Listing:
# # #
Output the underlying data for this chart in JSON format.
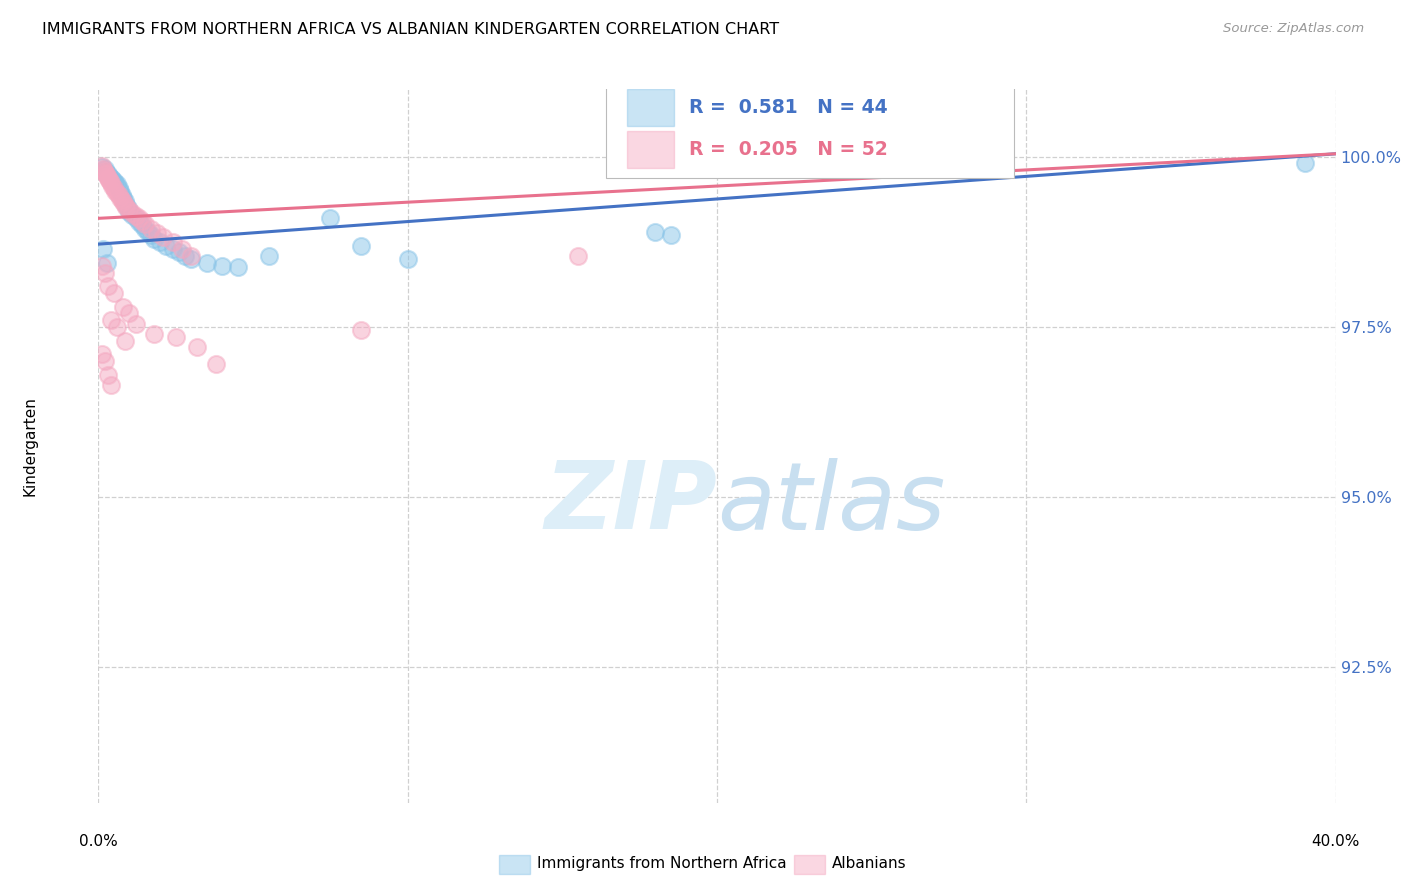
{
  "title": "IMMIGRANTS FROM NORTHERN AFRICA VS ALBANIAN KINDERGARTEN CORRELATION CHART",
  "source": "Source: ZipAtlas.com",
  "ylabel": "Kindergarten",
  "legend_label1": "Immigrants from Northern Africa",
  "legend_label2": "Albanians",
  "r1": 0.581,
  "n1": 44,
  "r2": 0.205,
  "n2": 52,
  "blue_color": "#89c4e8",
  "pink_color": "#f4a8c0",
  "blue_line_color": "#4472c4",
  "pink_line_color": "#e8718d",
  "blue_points": [
    [
      0.1,
      99.85
    ],
    [
      0.2,
      99.82
    ],
    [
      0.25,
      99.78
    ],
    [
      0.3,
      99.75
    ],
    [
      0.35,
      99.72
    ],
    [
      0.4,
      99.7
    ],
    [
      0.45,
      99.68
    ],
    [
      0.5,
      99.65
    ],
    [
      0.55,
      99.62
    ],
    [
      0.6,
      99.6
    ],
    [
      0.65,
      99.55
    ],
    [
      0.7,
      99.5
    ],
    [
      0.75,
      99.45
    ],
    [
      0.8,
      99.4
    ],
    [
      0.85,
      99.35
    ],
    [
      0.9,
      99.3
    ],
    [
      0.95,
      99.25
    ],
    [
      1.0,
      99.2
    ],
    [
      1.1,
      99.15
    ],
    [
      1.2,
      99.1
    ],
    [
      1.3,
      99.05
    ],
    [
      1.4,
      99.0
    ],
    [
      1.5,
      98.95
    ],
    [
      1.6,
      98.9
    ],
    [
      1.7,
      98.85
    ],
    [
      1.8,
      98.8
    ],
    [
      2.0,
      98.75
    ],
    [
      2.2,
      98.7
    ],
    [
      2.4,
      98.65
    ],
    [
      2.6,
      98.6
    ],
    [
      2.8,
      98.55
    ],
    [
      3.0,
      98.5
    ],
    [
      3.5,
      98.45
    ],
    [
      4.0,
      98.4
    ],
    [
      4.5,
      98.38
    ],
    [
      5.5,
      98.55
    ],
    [
      7.5,
      99.1
    ],
    [
      8.5,
      98.7
    ],
    [
      10.0,
      98.5
    ],
    [
      18.0,
      98.9
    ],
    [
      18.5,
      98.85
    ],
    [
      39.0,
      99.92
    ],
    [
      0.15,
      98.65
    ],
    [
      0.28,
      98.45
    ]
  ],
  "pink_points": [
    [
      0.1,
      99.87
    ],
    [
      0.15,
      99.83
    ],
    [
      0.18,
      99.8
    ],
    [
      0.22,
      99.77
    ],
    [
      0.25,
      99.75
    ],
    [
      0.28,
      99.72
    ],
    [
      0.32,
      99.7
    ],
    [
      0.35,
      99.67
    ],
    [
      0.38,
      99.65
    ],
    [
      0.42,
      99.62
    ],
    [
      0.45,
      99.58
    ],
    [
      0.5,
      99.55
    ],
    [
      0.55,
      99.5
    ],
    [
      0.6,
      99.47
    ],
    [
      0.65,
      99.44
    ],
    [
      0.7,
      99.4
    ],
    [
      0.75,
      99.37
    ],
    [
      0.8,
      99.34
    ],
    [
      0.85,
      99.3
    ],
    [
      0.9,
      99.27
    ],
    [
      1.0,
      99.22
    ],
    [
      1.1,
      99.18
    ],
    [
      1.2,
      99.14
    ],
    [
      1.3,
      99.1
    ],
    [
      1.4,
      99.06
    ],
    [
      1.5,
      99.02
    ],
    [
      1.7,
      98.95
    ],
    [
      1.9,
      98.88
    ],
    [
      2.1,
      98.82
    ],
    [
      2.4,
      98.75
    ],
    [
      2.7,
      98.65
    ],
    [
      3.0,
      98.55
    ],
    [
      0.12,
      98.4
    ],
    [
      0.2,
      98.3
    ],
    [
      0.3,
      98.1
    ],
    [
      0.5,
      98.0
    ],
    [
      0.8,
      97.8
    ],
    [
      1.0,
      97.7
    ],
    [
      1.2,
      97.55
    ],
    [
      1.8,
      97.4
    ],
    [
      2.5,
      97.35
    ],
    [
      3.2,
      97.2
    ],
    [
      3.8,
      96.95
    ],
    [
      0.4,
      97.6
    ],
    [
      0.6,
      97.5
    ],
    [
      0.85,
      97.3
    ],
    [
      8.5,
      97.45
    ],
    [
      15.5,
      98.55
    ],
    [
      0.12,
      97.1
    ],
    [
      0.22,
      97.0
    ],
    [
      0.32,
      96.8
    ],
    [
      0.42,
      96.65
    ]
  ],
  "blue_line": [
    [
      0,
      98.72
    ],
    [
      40,
      100.05
    ]
  ],
  "pink_line": [
    [
      0,
      99.1
    ],
    [
      40,
      100.05
    ]
  ],
  "xlim": [
    0,
    40.0
  ],
  "ylim": [
    90.5,
    101.0
  ],
  "yticks": [
    92.5,
    95.0,
    97.5,
    100.0
  ],
  "xtick_lines": [
    0,
    10,
    20,
    30,
    40
  ],
  "watermark_zip": "ZIP",
  "watermark_atlas": "atlas",
  "watermark_color": "#ddeef8",
  "background_color": "#ffffff"
}
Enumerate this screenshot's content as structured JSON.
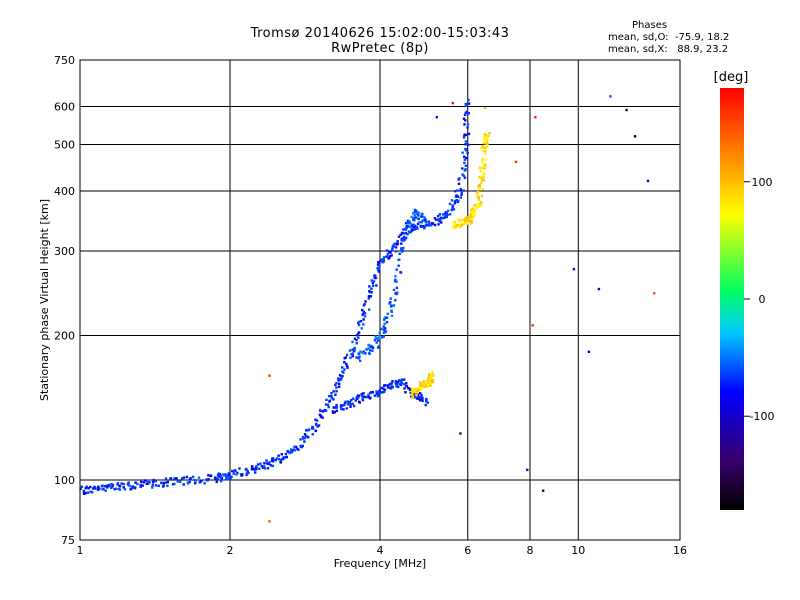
# # #
Request: Exactly as written, return every line of the listing, but not the pictures.

Reply to the task:
Output the underlying data for this chart in JSON format.
{
  "title": "IMMIGRANTS FROM NORTHERN AFRICA VS ALBANIAN KINDERGARTEN CORRELATION CHART",
  "source": "Source: ZipAtlas.com",
  "ylabel": "Kindergarten",
  "legend_label1": "Immigrants from Northern Africa",
  "legend_label2": "Albanians",
  "r1": 0.581,
  "n1": 44,
  "r2": 0.205,
  "n2": 52,
  "blue_color": "#89c4e8",
  "pink_color": "#f4a8c0",
  "blue_line_color": "#4472c4",
  "pink_line_color": "#e8718d",
  "blue_points": [
    [
      0.1,
      99.85
    ],
    [
      0.2,
      99.82
    ],
    [
      0.25,
      99.78
    ],
    [
      0.3,
      99.75
    ],
    [
      0.35,
      99.72
    ],
    [
      0.4,
      99.7
    ],
    [
      0.45,
      99.68
    ],
    [
      0.5,
      99.65
    ],
    [
      0.55,
      99.62
    ],
    [
      0.6,
      99.6
    ],
    [
      0.65,
      99.55
    ],
    [
      0.7,
      99.5
    ],
    [
      0.75,
      99.45
    ],
    [
      0.8,
      99.4
    ],
    [
      0.85,
      99.35
    ],
    [
      0.9,
      99.3
    ],
    [
      0.95,
      99.25
    ],
    [
      1.0,
      99.2
    ],
    [
      1.1,
      99.15
    ],
    [
      1.2,
      99.1
    ],
    [
      1.3,
      99.05
    ],
    [
      1.4,
      99.0
    ],
    [
      1.5,
      98.95
    ],
    [
      1.6,
      98.9
    ],
    [
      1.7,
      98.85
    ],
    [
      1.8,
      98.8
    ],
    [
      2.0,
      98.75
    ],
    [
      2.2,
      98.7
    ],
    [
      2.4,
      98.65
    ],
    [
      2.6,
      98.6
    ],
    [
      2.8,
      98.55
    ],
    [
      3.0,
      98.5
    ],
    [
      3.5,
      98.45
    ],
    [
      4.0,
      98.4
    ],
    [
      4.5,
      98.38
    ],
    [
      5.5,
      98.55
    ],
    [
      7.5,
      99.1
    ],
    [
      8.5,
      98.7
    ],
    [
      10.0,
      98.5
    ],
    [
      18.0,
      98.9
    ],
    [
      18.5,
      98.85
    ],
    [
      39.0,
      99.92
    ],
    [
      0.15,
      98.65
    ],
    [
      0.28,
      98.45
    ]
  ],
  "pink_points": [
    [
      0.1,
      99.87
    ],
    [
      0.15,
      99.83
    ],
    [
      0.18,
      99.8
    ],
    [
      0.22,
      99.77
    ],
    [
      0.25,
      99.75
    ],
    [
      0.28,
      99.72
    ],
    [
      0.32,
      99.7
    ],
    [
      0.35,
      99.67
    ],
    [
      0.38,
      99.65
    ],
    [
      0.42,
      99.62
    ],
    [
      0.45,
      99.58
    ],
    [
      0.5,
      99.55
    ],
    [
      0.55,
      99.5
    ],
    [
      0.6,
      99.47
    ],
    [
      0.65,
      99.44
    ],
    [
      0.7,
      99.4
    ],
    [
      0.75,
      99.37
    ],
    [
      0.8,
      99.34
    ],
    [
      0.85,
      99.3
    ],
    [
      0.9,
      99.27
    ],
    [
      1.0,
      99.22
    ],
    [
      1.1,
      99.18
    ],
    [
      1.2,
      99.14
    ],
    [
      1.3,
      99.1
    ],
    [
      1.4,
      99.06
    ],
    [
      1.5,
      99.02
    ],
    [
      1.7,
      98.95
    ],
    [
      1.9,
      98.88
    ],
    [
      2.1,
      98.82
    ],
    [
      2.4,
      98.75
    ],
    [
      2.7,
      98.65
    ],
    [
      3.0,
      98.55
    ],
    [
      0.12,
      98.4
    ],
    [
      0.2,
      98.3
    ],
    [
      0.3,
      98.1
    ],
    [
      0.5,
      98.0
    ],
    [
      0.8,
      97.8
    ],
    [
      1.0,
      97.7
    ],
    [
      1.2,
      97.55
    ],
    [
      1.8,
      97.4
    ],
    [
      2.5,
      97.35
    ],
    [
      3.2,
      97.2
    ],
    [
      3.8,
      96.95
    ],
    [
      0.4,
      97.6
    ],
    [
      0.6,
      97.5
    ],
    [
      0.85,
      97.3
    ],
    [
      8.5,
      97.45
    ],
    [
      15.5,
      98.55
    ],
    [
      0.12,
      97.1
    ],
    [
      0.22,
      97.0
    ],
    [
      0.32,
      96.8
    ],
    [
      0.42,
      96.65
    ]
  ],
  "blue_line": [
    [
      0,
      98.72
    ],
    [
      40,
      100.05
    ]
  ],
  "pink_line": [
    [
      0,
      99.1
    ],
    [
      40,
      100.05
    ]
  ],
  "xlim": [
    0,
    40.0
  ],
  "ylim": [
    90.5,
    101.0
  ],
  "yticks": [
    92.5,
    95.0,
    97.5,
    100.0
  ],
  "xtick_lines": [
    0,
    10,
    20,
    30,
    40
  ],
  "watermark_zip": "ZIP",
  "watermark_atlas": "atlas",
  "watermark_color": "#ddeef8",
  "background_color": "#ffffff"
}
Enumerate this screenshot's content as structured JSON.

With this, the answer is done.